**Work to complete:**
Repeat the whole of the data, keeping every detail the same.

(Some records)
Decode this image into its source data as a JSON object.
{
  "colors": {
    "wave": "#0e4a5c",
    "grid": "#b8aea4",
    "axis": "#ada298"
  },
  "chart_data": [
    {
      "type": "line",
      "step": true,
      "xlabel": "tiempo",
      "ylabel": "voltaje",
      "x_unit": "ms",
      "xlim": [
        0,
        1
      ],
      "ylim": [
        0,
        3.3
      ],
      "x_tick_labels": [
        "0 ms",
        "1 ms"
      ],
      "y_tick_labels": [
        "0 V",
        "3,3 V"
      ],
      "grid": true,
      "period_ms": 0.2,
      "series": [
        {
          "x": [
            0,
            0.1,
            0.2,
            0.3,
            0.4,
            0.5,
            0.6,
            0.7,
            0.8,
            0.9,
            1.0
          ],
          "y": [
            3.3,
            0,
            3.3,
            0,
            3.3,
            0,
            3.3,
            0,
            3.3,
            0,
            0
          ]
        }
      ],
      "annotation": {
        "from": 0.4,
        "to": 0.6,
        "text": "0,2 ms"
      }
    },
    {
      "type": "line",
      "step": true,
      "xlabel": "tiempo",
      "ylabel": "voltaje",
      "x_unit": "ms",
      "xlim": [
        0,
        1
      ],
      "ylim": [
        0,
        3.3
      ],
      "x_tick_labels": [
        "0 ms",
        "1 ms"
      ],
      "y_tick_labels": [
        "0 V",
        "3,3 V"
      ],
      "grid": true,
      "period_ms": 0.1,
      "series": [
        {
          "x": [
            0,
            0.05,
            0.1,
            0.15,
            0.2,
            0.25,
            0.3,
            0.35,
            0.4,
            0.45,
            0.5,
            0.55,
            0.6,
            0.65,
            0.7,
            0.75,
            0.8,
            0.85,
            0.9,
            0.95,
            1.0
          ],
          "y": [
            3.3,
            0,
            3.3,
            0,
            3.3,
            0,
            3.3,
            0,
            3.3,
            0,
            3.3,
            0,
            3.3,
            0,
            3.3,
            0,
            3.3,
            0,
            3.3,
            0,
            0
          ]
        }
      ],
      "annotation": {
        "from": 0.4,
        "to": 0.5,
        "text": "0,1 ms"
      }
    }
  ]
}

**Solved exercise:**
Decode this image into its source data as a JSON object.
{
  "colors": {
    "wave": "#0e4a5c",
    "grid": "#b8aea4",
    "axis": "#ada298"
  },
  "chart_data": [
    {
      "type": "line",
      "step": true,
      "xlabel": "tiempo",
      "ylabel": "voltaje",
      "x_unit": "ms",
      "xlim": [
        0,
        1
      ],
      "ylim": [
        0,
        3.3
      ],
      "x_tick_labels": [
        "0 ms",
        "1 ms"
      ],
      "y_tick_labels": [
        "0 V",
        "3,3 V"
      ],
      "grid": true,
      "period_ms": 0.2,
      "series": [
        {
          "x": [
            0,
            0.1,
            0.2,
            0.3,
            0.4,
            0.5,
            0.6,
            0.7,
            0.8,
            0.9,
            1.0
          ],
          "y": [
            3.3,
            0,
            3.3,
            0,
            3.3,
            0,
            3.3,
            0,
            3.3,
            0,
            0
          ]
        }
      ],
      "annotation": {
        "from": 0.4,
        "to": 0.6,
        "text": "0,2 ms"
      }
    },
    {
      "type": "line",
      "step": true,
      "xlabel": "tiempo",
      "ylabel": "voltaje",
      "x_unit": "ms",
      "xlim": [
        0,
        1
      ],
      "ylim": [
        0,
        3.3
      ],
      "x_tick_labels": [
        "0 ms",
        "1 ms"
      ],
      "y_tick_labels": [
        "0 V",
        "3,3 V"
      ],
      "grid": true,
      "period_ms": 0.1,
      "series": [
        {
          "x": [
            0,
            0.05,
            0.1,
            0.15,
            0.2,
            0.25,
            0.3,
            0.35,
            0.4,
            0.45,
            0.5,
            0.55,
            0.6,
            0.65,
            0.7,
            0.75,
            0.8,
            0.85,
            0.9,
            0.95,
            1.0
          ],
          "y": [
            3.3,
            0,
            3.3,
            0,
            3.3,
            0,
            3.3,
            0,
            3.3,
            0,
            3.3,
            0,
            3.3,
            0,
            3.3,
            0,
            3.3,
            0,
            3.3,
            0,
            0
          ]
        }
      ],
      "annotation": {
        "from": 0.4,
        "to": 0.5,
        "text": "0,1 ms"
      }
    }
  ]
}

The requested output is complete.